## THE REQUEST
In the data below, find every line that has the string "title", and copy it.

## MATERIAL SUPPLIED
—————
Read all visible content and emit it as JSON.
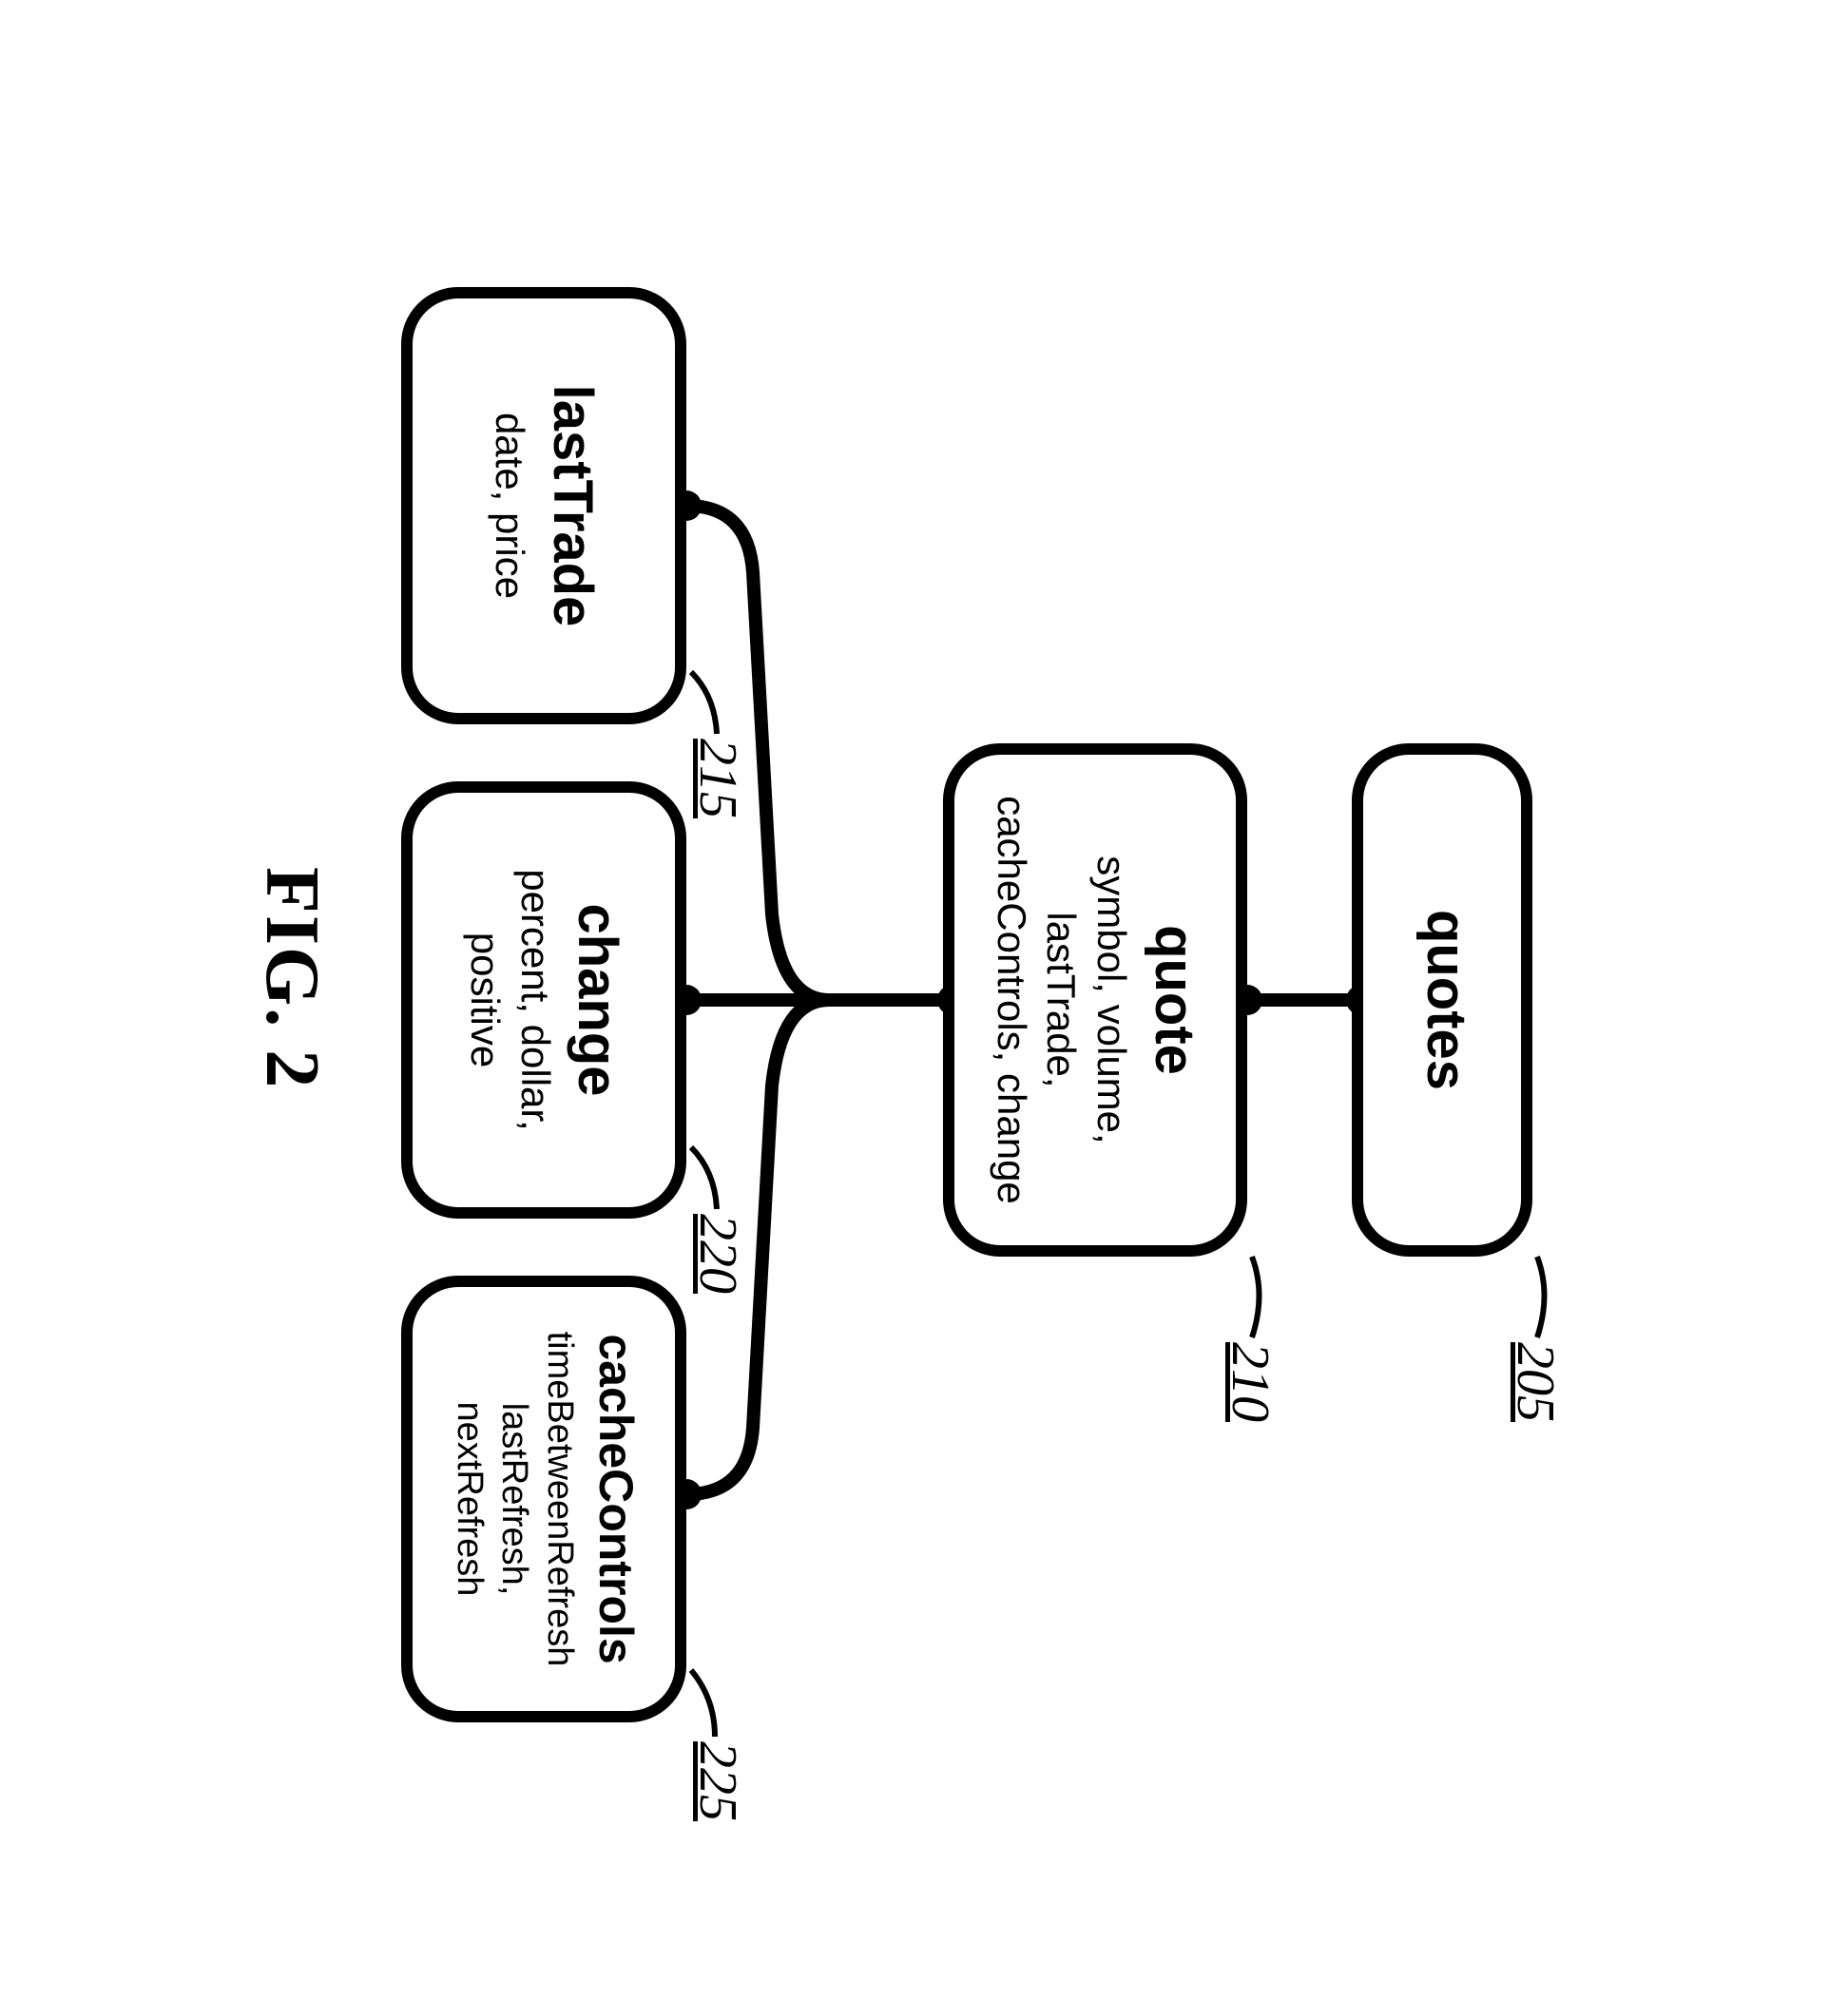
{
  "figure_label": "FIG. 2",
  "nodes": {
    "quotes": {
      "ref": "205",
      "title": "quotes",
      "attrs": ""
    },
    "quote": {
      "ref": "210",
      "title": "quote",
      "attrs": "symbol, volume,\nlastTrade,\ncacheControls, change"
    },
    "lastTrade": {
      "ref": "215",
      "title": "lastTrade",
      "attrs": "date, price"
    },
    "change": {
      "ref": "220",
      "title": "change",
      "attrs": "percent, dollar,\npositive"
    },
    "cache": {
      "ref": "225",
      "title": "cacheControls",
      "attrs": "timeBetweenRefresh\nlastRefresh,\nnextRefresh"
    }
  }
}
—————
## EXERCISE ANSWER
      "title": "quotes",
      "title": "quote",
      "title": "lastTrade",
      "title": "change",
      "title": "cacheControls",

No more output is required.